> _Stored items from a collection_
- - - - - - -

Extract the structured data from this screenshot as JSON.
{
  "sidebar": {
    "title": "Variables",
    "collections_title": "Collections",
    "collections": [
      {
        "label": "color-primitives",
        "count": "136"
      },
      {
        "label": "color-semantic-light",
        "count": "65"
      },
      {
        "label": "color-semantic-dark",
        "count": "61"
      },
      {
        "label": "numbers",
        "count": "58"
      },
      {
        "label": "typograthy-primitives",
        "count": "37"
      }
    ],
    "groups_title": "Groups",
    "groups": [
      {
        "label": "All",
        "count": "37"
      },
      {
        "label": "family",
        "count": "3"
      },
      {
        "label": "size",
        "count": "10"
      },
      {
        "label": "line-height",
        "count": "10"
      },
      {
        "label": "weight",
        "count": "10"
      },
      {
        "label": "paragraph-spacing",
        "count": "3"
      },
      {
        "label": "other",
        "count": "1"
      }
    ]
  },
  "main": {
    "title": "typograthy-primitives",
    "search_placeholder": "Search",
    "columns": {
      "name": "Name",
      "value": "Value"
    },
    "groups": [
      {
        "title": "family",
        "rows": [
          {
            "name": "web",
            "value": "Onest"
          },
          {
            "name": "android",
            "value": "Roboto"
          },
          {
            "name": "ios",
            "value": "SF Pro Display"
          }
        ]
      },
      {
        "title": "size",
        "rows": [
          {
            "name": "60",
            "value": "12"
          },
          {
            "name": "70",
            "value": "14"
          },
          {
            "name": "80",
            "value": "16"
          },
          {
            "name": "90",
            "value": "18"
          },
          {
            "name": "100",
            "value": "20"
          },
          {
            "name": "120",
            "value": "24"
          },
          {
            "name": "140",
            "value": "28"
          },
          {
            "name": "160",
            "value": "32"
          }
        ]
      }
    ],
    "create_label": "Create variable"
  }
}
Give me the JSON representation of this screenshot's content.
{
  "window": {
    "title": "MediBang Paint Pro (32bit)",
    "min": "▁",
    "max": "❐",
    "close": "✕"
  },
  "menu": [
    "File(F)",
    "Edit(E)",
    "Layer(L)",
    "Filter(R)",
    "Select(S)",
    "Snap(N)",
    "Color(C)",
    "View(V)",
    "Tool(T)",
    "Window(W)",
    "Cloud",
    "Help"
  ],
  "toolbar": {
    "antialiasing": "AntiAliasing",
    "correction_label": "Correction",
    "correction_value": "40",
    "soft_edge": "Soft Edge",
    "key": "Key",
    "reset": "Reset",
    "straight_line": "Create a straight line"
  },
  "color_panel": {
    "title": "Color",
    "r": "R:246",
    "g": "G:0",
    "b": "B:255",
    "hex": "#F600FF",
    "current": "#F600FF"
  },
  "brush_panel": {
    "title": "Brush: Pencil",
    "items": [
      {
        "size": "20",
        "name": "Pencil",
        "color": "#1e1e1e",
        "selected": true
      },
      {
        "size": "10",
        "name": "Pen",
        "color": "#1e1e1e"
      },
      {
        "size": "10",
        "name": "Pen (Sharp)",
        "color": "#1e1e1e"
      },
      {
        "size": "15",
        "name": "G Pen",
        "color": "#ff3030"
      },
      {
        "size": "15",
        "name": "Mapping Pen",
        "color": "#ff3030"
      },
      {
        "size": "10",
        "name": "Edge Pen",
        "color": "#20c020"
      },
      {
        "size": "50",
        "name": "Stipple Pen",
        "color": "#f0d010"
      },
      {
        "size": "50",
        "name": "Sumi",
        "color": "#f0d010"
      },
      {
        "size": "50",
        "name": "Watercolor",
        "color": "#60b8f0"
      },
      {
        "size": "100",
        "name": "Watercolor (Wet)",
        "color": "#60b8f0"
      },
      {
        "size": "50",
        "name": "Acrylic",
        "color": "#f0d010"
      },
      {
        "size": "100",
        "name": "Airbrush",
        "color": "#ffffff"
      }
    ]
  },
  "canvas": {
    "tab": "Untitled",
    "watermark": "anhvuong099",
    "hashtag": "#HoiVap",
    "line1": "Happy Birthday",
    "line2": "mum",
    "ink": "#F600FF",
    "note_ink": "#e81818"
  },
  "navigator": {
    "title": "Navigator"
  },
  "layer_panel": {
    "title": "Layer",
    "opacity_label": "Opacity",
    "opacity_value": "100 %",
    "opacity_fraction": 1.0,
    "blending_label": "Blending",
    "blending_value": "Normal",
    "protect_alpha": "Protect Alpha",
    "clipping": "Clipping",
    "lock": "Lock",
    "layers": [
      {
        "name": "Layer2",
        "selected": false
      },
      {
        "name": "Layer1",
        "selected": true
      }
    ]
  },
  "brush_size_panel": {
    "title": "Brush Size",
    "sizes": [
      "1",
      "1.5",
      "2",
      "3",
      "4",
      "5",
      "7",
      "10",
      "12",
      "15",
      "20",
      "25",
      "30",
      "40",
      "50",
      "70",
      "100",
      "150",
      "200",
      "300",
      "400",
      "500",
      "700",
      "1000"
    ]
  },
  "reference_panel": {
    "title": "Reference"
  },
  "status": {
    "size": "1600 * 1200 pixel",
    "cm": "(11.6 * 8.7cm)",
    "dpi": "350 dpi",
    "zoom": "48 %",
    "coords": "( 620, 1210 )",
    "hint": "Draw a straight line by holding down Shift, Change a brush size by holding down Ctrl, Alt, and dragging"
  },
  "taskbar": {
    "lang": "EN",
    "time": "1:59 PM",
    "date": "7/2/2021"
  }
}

- - - - - - -

Transcribe the whole listing exactly.

Extract the structured data from this screenshot as JSON.
{
  "sidebar": {
    "title": "Variables",
    "collections_title": "Collections",
    "collections": [
      {
        "label": "color-primitives",
        "count": "136"
      },
      {
        "label": "color-semantic-light",
        "count": "65"
      },
      {
        "label": "color-semantic-dark",
        "count": "61"
      },
      {
        "label": "numbers",
        "count": "58"
      },
      {
        "label": "typograthy-primitives",
        "count": "37"
      }
    ],
    "groups_title": "Groups",
    "groups": [
      {
        "label": "All",
        "count": "37"
      },
      {
        "label": "family",
        "count": "3"
      },
      {
        "label": "size",
        "count": "10"
      },
      {
        "label": "line-height",
        "count": "10"
      },
      {
        "label": "weight",
        "count": "10"
      },
      {
        "label": "paragraph-spacing",
        "count": "3"
      },
      {
        "label": "other",
        "count": "1"
      }
    ]
  },
  "main": {
    "title": "typograthy-primitives",
    "search_placeholder": "Search",
    "columns": {
      "name": "Name",
      "value": "Value"
    },
    "groups": [
      {
        "title": "family",
        "rows": [
          {
            "name": "web",
            "value": "Onest"
          },
          {
            "name": "android",
            "value": "Roboto"
          },
          {
            "name": "ios",
            "value": "SF Pro Display"
          }
        ]
      },
      {
        "title": "size",
        "rows": [
          {
            "name": "60",
            "value": "12"
          },
          {
            "name": "70",
            "value": "14"
          },
          {
            "name": "80",
            "value": "16"
          },
          {
            "name": "90",
            "value": "18"
          },
          {
            "name": "100",
            "value": "20"
          },
          {
            "name": "120",
            "value": "24"
          },
          {
            "name": "140",
            "value": "28"
          },
          {
            "name": "160",
            "value": "32"
          }
        ]
      }
    ],
    "create_label": "Create variable"
  }
}
Give me the JSON representation of this screenshot's content.
{
  "window": {
    "title": "MediBang Paint Pro (32bit)",
    "min": "▁",
    "max": "❐",
    "close": "✕"
  },
  "menu": [
    "File(F)",
    "Edit(E)",
    "Layer(L)",
    "Filter(R)",
    "Select(S)",
    "Snap(N)",
    "Color(C)",
    "View(V)",
    "Tool(T)",
    "Window(W)",
    "Cloud",
    "Help"
  ],
  "toolbar": {
    "antialiasing": "AntiAliasing",
    "correction_label": "Correction",
    "correction_value": "40",
    "soft_edge": "Soft Edge",
    "key": "Key",
    "reset": "Reset",
    "straight_line": "Create a straight line"
  },
  "color_panel": {
    "title": "Color",
    "r": "R:246",
    "g": "G:0",
    "b": "B:255",
    "hex": "#F600FF",
    "current": "#F600FF"
  },
  "brush_panel": {
    "title": "Brush: Pencil",
    "items": [
      {
        "size": "20",
        "name": "Pencil",
        "color": "#1e1e1e",
        "selected": true
      },
      {
        "size": "10",
        "name": "Pen",
        "color": "#1e1e1e"
      },
      {
        "size": "10",
        "name": "Pen (Sharp)",
        "color": "#1e1e1e"
      },
      {
        "size": "15",
        "name": "G Pen",
        "color": "#ff3030"
      },
      {
        "size": "15",
        "name": "Mapping Pen",
        "color": "#ff3030"
      },
      {
        "size": "10",
        "name": "Edge Pen",
        "color": "#20c020"
      },
      {
        "size": "50",
        "name": "Stipple Pen",
        "color": "#f0d010"
      },
      {
        "size": "50",
        "name": "Sumi",
        "color": "#f0d010"
      },
      {
        "size": "50",
        "name": "Watercolor",
        "color": "#60b8f0"
      },
      {
        "size": "100",
        "name": "Watercolor (Wet)",
        "color": "#60b8f0"
      },
      {
        "size": "50",
        "name": "Acrylic",
        "color": "#f0d010"
      },
      {
        "size": "100",
        "name": "Airbrush",
        "color": "#ffffff"
      }
    ]
  },
  "canvas": {
    "tab": "Untitled",
    "watermark": "anhvuong099",
    "hashtag": "#HoiVap",
    "line1": "Happy Birthday",
    "line2": "mum",
    "ink": "#F600FF",
    "note_ink": "#e81818"
  },
  "navigator": {
    "title": "Navigator"
  },
  "layer_panel": {
    "title": "Layer",
    "opacity_label": "Opacity",
    "opacity_value": "100 %",
    "opacity_fraction": 1.0,
    "blending_label": "Blending",
    "blending_value": "Normal",
    "protect_alpha": "Protect Alpha",
    "clipping": "Clipping",
    "lock": "Lock",
    "layers": [
      {
        "name": "Layer2",
        "selected": false
      },
      {
        "name": "Layer1",
        "selected": true
      }
    ]
  },
  "brush_size_panel": {
    "title": "Brush Size",
    "sizes": [
      "1",
      "1.5",
      "2",
      "3",
      "4",
      "5",
      "7",
      "10",
      "12",
      "15",
      "20",
      "25",
      "30",
      "40",
      "50",
      "70",
      "100",
      "150",
      "200",
      "300",
      "400",
      "500",
      "700",
      "1000"
    ]
  },
  "reference_panel": {
    "title": "Reference"
  },
  "status": {
    "size": "1600 * 1200 pixel",
    "cm": "(11.6 * 8.7cm)",
    "dpi": "350 dpi",
    "zoom": "48 %",
    "coords": "( 620, 1210 )",
    "hint": "Draw a straight line by holding down Shift, Change a brush size by holding down Ctrl, Alt, and dragging"
  },
  "taskbar": {
    "lang": "EN",
    "time": "1:59 PM",
    "date": "7/2/2021"
  }
}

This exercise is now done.